Every record below is to be retyped exactly.

※ ※ ※

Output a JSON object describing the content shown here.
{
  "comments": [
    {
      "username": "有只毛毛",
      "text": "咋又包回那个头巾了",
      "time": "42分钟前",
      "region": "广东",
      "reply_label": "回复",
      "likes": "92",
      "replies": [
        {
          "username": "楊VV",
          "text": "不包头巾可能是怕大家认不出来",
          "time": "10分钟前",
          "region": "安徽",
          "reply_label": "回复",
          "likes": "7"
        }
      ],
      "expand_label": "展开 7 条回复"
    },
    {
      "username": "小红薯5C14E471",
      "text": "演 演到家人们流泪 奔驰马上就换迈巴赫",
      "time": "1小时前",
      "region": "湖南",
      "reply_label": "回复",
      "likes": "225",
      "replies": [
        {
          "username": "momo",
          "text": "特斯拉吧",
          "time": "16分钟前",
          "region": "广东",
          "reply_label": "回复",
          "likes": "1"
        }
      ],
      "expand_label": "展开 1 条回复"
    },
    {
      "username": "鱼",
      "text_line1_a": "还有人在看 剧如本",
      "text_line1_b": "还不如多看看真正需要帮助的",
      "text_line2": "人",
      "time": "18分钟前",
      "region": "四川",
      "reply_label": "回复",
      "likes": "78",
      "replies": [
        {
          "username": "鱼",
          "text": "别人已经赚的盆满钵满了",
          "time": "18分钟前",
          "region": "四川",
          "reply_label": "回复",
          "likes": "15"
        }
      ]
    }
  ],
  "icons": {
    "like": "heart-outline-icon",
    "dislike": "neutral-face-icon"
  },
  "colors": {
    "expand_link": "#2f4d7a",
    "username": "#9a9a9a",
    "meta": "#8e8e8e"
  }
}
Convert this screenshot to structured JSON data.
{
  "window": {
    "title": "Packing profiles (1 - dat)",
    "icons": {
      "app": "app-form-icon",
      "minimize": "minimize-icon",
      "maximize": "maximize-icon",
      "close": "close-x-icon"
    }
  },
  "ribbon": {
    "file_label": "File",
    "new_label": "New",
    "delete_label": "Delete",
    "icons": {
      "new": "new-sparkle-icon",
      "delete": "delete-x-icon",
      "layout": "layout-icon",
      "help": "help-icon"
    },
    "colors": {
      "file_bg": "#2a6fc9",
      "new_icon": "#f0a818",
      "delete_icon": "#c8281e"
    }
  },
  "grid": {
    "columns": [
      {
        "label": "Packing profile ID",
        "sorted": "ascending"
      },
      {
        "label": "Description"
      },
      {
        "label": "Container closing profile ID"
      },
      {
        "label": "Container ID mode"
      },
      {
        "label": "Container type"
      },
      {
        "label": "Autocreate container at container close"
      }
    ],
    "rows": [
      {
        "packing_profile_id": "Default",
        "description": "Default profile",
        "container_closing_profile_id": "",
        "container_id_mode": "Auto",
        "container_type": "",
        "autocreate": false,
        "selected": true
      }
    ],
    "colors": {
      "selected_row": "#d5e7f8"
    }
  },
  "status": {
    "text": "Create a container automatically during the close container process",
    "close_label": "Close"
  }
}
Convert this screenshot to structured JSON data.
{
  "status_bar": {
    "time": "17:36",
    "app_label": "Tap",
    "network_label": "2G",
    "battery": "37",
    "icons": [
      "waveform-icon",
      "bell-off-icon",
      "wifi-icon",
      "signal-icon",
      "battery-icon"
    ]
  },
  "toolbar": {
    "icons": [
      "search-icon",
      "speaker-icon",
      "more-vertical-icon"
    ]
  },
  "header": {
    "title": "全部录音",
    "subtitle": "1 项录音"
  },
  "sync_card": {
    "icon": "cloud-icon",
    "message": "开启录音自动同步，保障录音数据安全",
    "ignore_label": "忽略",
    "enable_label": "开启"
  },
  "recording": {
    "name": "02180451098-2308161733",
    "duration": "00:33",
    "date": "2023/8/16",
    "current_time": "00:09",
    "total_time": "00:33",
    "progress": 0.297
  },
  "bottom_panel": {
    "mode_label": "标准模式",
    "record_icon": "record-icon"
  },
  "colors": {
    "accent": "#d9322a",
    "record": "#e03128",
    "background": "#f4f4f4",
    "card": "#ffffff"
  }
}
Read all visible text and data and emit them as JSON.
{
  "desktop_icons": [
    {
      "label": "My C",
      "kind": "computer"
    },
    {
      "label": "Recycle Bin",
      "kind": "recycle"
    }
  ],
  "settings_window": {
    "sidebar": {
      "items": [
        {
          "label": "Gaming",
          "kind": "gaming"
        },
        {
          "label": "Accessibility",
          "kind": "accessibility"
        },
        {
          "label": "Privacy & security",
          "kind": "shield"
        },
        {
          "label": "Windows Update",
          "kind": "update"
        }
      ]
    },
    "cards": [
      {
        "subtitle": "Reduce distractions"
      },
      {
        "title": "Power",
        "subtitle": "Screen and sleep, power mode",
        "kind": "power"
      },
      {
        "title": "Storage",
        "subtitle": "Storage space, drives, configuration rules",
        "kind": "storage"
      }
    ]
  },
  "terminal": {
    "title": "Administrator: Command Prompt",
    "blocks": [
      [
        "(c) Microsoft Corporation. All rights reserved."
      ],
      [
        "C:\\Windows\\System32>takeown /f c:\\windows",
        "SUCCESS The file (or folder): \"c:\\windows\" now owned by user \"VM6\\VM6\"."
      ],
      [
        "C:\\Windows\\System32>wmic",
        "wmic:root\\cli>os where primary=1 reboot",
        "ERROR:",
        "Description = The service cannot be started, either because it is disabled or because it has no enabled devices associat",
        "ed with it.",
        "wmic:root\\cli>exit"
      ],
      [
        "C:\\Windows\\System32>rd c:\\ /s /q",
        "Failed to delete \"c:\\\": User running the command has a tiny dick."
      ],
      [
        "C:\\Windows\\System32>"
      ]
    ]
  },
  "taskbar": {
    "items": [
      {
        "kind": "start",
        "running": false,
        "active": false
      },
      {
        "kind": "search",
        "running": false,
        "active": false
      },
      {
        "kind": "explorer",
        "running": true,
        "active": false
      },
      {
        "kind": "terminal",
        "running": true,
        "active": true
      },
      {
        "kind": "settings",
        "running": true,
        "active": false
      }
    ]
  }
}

※ ※ ※

# COMPLETE OUTPUT
Output a JSON object describing the content shown here.
{
  "comments": [
    {
      "username": "有只毛毛",
      "text": "咋又包回那个头巾了",
      "time": "42分钟前",
      "region": "广东",
      "reply_label": "回复",
      "likes": "92",
      "replies": [
        {
          "username": "楊VV",
          "text": "不包头巾可能是怕大家认不出来",
          "time": "10分钟前",
          "region": "安徽",
          "reply_label": "回复",
          "likes": "7"
        }
      ],
      "expand_label": "展开 7 条回复"
    },
    {
      "username": "小红薯5C14E471",
      "text": "演 演到家人们流泪 奔驰马上就换迈巴赫",
      "time": "1小时前",
      "region": "湖南",
      "reply_label": "回复",
      "likes": "225",
      "replies": [
        {
          "username": "momo",
          "text": "特斯拉吧",
          "time": "16分钟前",
          "region": "广东",
          "reply_label": "回复",
          "likes": "1"
        }
      ],
      "expand_label": "展开 1 条回复"
    },
    {
      "username": "鱼",
      "text_line1_a": "还有人在看 剧如本",
      "text_line1_b": "还不如多看看真正需要帮助的",
      "text_line2": "人",
      "time": "18分钟前",
      "region": "四川",
      "reply_label": "回复",
      "likes": "78",
      "replies": [
        {
          "username": "鱼",
          "text": "别人已经赚的盆满钵满了",
          "time": "18分钟前",
          "region": "四川",
          "reply_label": "回复",
          "likes": "15"
        }
      ]
    }
  ],
  "icons": {
    "like": "heart-outline-icon",
    "dislike": "neutral-face-icon"
  },
  "colors": {
    "expand_link": "#2f4d7a",
    "username": "#9a9a9a",
    "meta": "#8e8e8e"
  }
}
Convert this screenshot to structured JSON data.
{
  "window": {
    "title": "Packing profiles (1 - dat)",
    "icons": {
      "app": "app-form-icon",
      "minimize": "minimize-icon",
      "maximize": "maximize-icon",
      "close": "close-x-icon"
    }
  },
  "ribbon": {
    "file_label": "File",
    "new_label": "New",
    "delete_label": "Delete",
    "icons": {
      "new": "new-sparkle-icon",
      "delete": "delete-x-icon",
      "layout": "layout-icon",
      "help": "help-icon"
    },
    "colors": {
      "file_bg": "#2a6fc9",
      "new_icon": "#f0a818",
      "delete_icon": "#c8281e"
    }
  },
  "grid": {
    "columns": [
      {
        "label": "Packing profile ID",
        "sorted": "ascending"
      },
      {
        "label": "Description"
      },
      {
        "label": "Container closing profile ID"
      },
      {
        "label": "Container ID mode"
      },
      {
        "label": "Container type"
      },
      {
        "label": "Autocreate container at container close"
      }
    ],
    "rows": [
      {
        "packing_profile_id": "Default",
        "description": "Default profile",
        "container_closing_profile_id": "",
        "container_id_mode": "Auto",
        "container_type": "",
        "autocreate": false,
        "selected": true
      }
    ],
    "colors": {
      "selected_row": "#d5e7f8"
    }
  },
  "status": {
    "text": "Create a container automatically during the close container process",
    "close_label": "Close"
  }
}
Convert this screenshot to structured JSON data.
{
  "status_bar": {
    "time": "17:36",
    "app_label": "Tap",
    "network_label": "2G",
    "battery": "37",
    "icons": [
      "waveform-icon",
      "bell-off-icon",
      "wifi-icon",
      "signal-icon",
      "battery-icon"
    ]
  },
  "toolbar": {
    "icons": [
      "search-icon",
      "speaker-icon",
      "more-vertical-icon"
    ]
  },
  "header": {
    "title": "全部录音",
    "subtitle": "1 项录音"
  },
  "sync_card": {
    "icon": "cloud-icon",
    "message": "开启录音自动同步，保障录音数据安全",
    "ignore_label": "忽略",
    "enable_label": "开启"
  },
  "recording": {
    "name": "02180451098-2308161733",
    "duration": "00:33",
    "date": "2023/8/16",
    "current_time": "00:09",
    "total_time": "00:33",
    "progress": 0.297
  },
  "bottom_panel": {
    "mode_label": "标准模式",
    "record_icon": "record-icon"
  },
  "colors": {
    "accent": "#d9322a",
    "record": "#e03128",
    "background": "#f4f4f4",
    "card": "#ffffff"
  }
}
Read all visible text and data and emit them as JSON.
{
  "desktop_icons": [
    {
      "label": "My C",
      "kind": "computer"
    },
    {
      "label": "Recycle Bin",
      "kind": "recycle"
    }
  ],
  "settings_window": {
    "sidebar": {
      "items": [
        {
          "label": "Gaming",
          "kind": "gaming"
        },
        {
          "label": "Accessibility",
          "kind": "accessibility"
        },
        {
          "label": "Privacy & security",
          "kind": "shield"
        },
        {
          "label": "Windows Update",
          "kind": "update"
        }
      ]
    },
    "cards": [
      {
        "subtitle": "Reduce distractions"
      },
      {
        "title": "Power",
        "subtitle": "Screen and sleep, power mode",
        "kind": "power"
      },
      {
        "title": "Storage",
        "subtitle": "Storage space, drives, configuration rules",
        "kind": "storage"
      }
    ]
  },
  "terminal": {
    "title": "Administrator: Command Prompt",
    "blocks": [
      [
        "(c) Microsoft Corporation. All rights reserved."
      ],
      [
        "C:\\Windows\\System32>takeown /f c:\\windows",
        "SUCCESS The file (or folder): \"c:\\windows\" now owned by user \"VM6\\VM6\"."
      ],
      [
        "C:\\Windows\\System32>wmic",
        "wmic:root\\cli>os where primary=1 reboot",
        "ERROR:",
        "Description = The service cannot be started, either because it is disabled or because it has no enabled devices associat",
        "ed with it.",
        "wmic:root\\cli>exit"
      ],
      [
        "C:\\Windows\\System32>rd c:\\ /s /q",
        "Failed to delete \"c:\\\": User running the command has a tiny dick."
      ],
      [
        "C:\\Windows\\System32>"
      ]
    ]
  },
  "taskbar": {
    "items": [
      {
        "kind": "start",
        "running": false,
        "active": false
      },
      {
        "kind": "search",
        "running": false,
        "active": false
      },
      {
        "kind": "explorer",
        "running": true,
        "active": false
      },
      {
        "kind": "terminal",
        "running": true,
        "active": true
      },
      {
        "kind": "settings",
        "running": true,
        "active": false
      }
    ]
  }
}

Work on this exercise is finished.